**Your objective**
Your task is to output the listing word for word, with pictures excluded.

**Supplied entries**
** Begin **

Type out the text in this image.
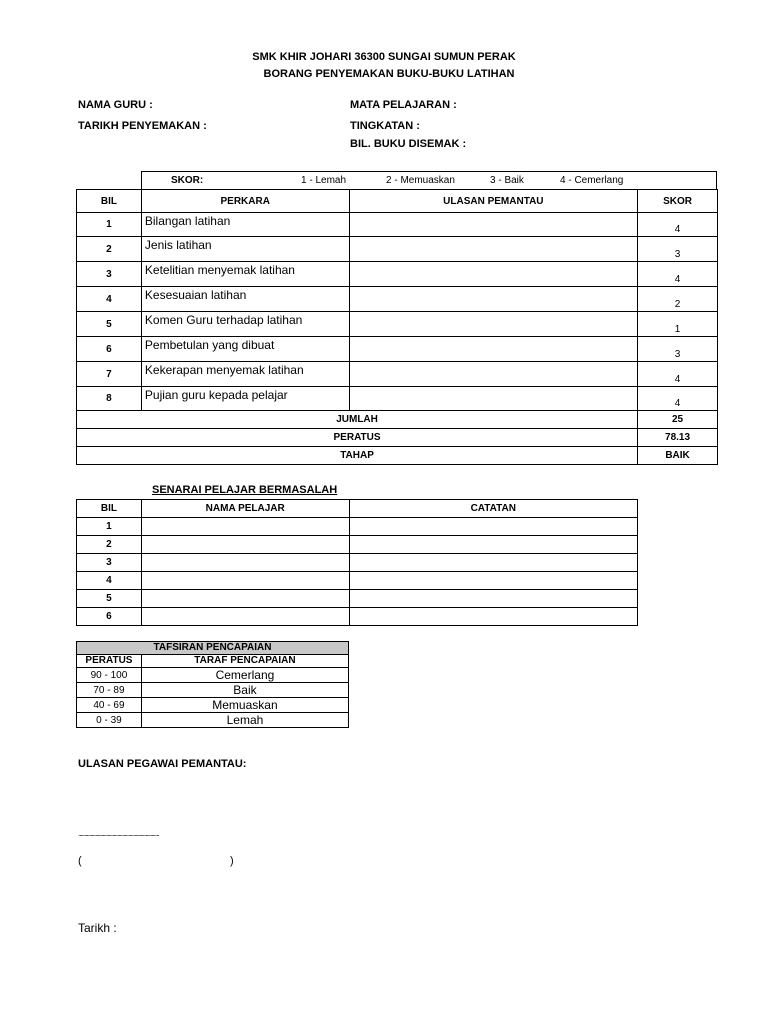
SMK KHIR JOHARI 36300 SUNGAI SUMUN PERAK
BORANG PENYEMAKAN BUKU-BUKU LATIHAN
NAMA GURU :
TARIKH PENYEMAKAN :
MATA PELAJARAN :
TINGKATAN :
BIL. BUKU DISEMAK :
SKOR:	1 - Lemah	2 - Memuaskan	3 - Baik	4 - Cemerlang
BIL	PERKARA	ULASAN PEMANTAU	SKOR
1	Bilangan latihan		4
2	Jenis latihan		3
3	Ketelitian menyemak latihan		4
4	Kesesuaian latihan		2
5	Komen Guru terhadap latihan		1
6	Pembetulan yang dibuat		3
7	Kekerapan menyemak latihan		4
8	Pujian guru kepada pelajar		4
JUMLAH			25
PERATUS			78.13
TAHAP			BAIK
SENARAI PELAJAR BERMASALAH
BIL	NAMA PELAJAR	CATATAN
1		
2		
3		
4		
5		
6		
TAFSIRAN PENCAPAIAN	
PERATUS	TARAF PENCAPAIAN
90 - 100	Cemerlang
70 - 89	Baik
40 - 69	Memuaskan
0 - 39	Lemah
ULASAN PEGAWAI PEMANTAU:
..................................................................
(	)
Tarikh :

** End **

**Response to the task**
Type out the text in this image.
SMK KHIR JOHARI 36300 SUNGAI SUMUN PERAK
BORANG PENYEMAKAN BUKU-BUKU LATIHAN
NAMA GURU :
TARIKH PENYEMAKAN :
MATA PELAJARAN :
TINGKATAN :
BIL. BUKU DISEMAK :
SKOR:	1 - Lemah	2 - Memuaskan	3 - Baik	4 - Cemerlang
BIL	PERKARA	ULASAN PEMANTAU	SKOR
1	Bilangan latihan		4
2	Jenis latihan		3
3	Ketelitian menyemak latihan		4
4	Kesesuaian latihan		2
5	Komen Guru terhadap latihan		1
6	Pembetulan yang dibuat		3
7	Kekerapan menyemak latihan		4
8	Pujian guru kepada pelajar		4
JUMLAH			25
PERATUS			78.13
TAHAP			BAIK
SENARAI PELAJAR BERMASALAH
BIL	NAMA PELAJAR	CATATAN
1		
2		
3		
4		
5		
6		
TAFSIRAN PENCAPAIAN	
PERATUS	TARAF PENCAPAIAN
90 - 100	Cemerlang
70 - 89	Baik
40 - 69	Memuaskan
0 - 39	Lemah
ULASAN PEGAWAI PEMANTAU:
..................................................................
(	)
Tarikh :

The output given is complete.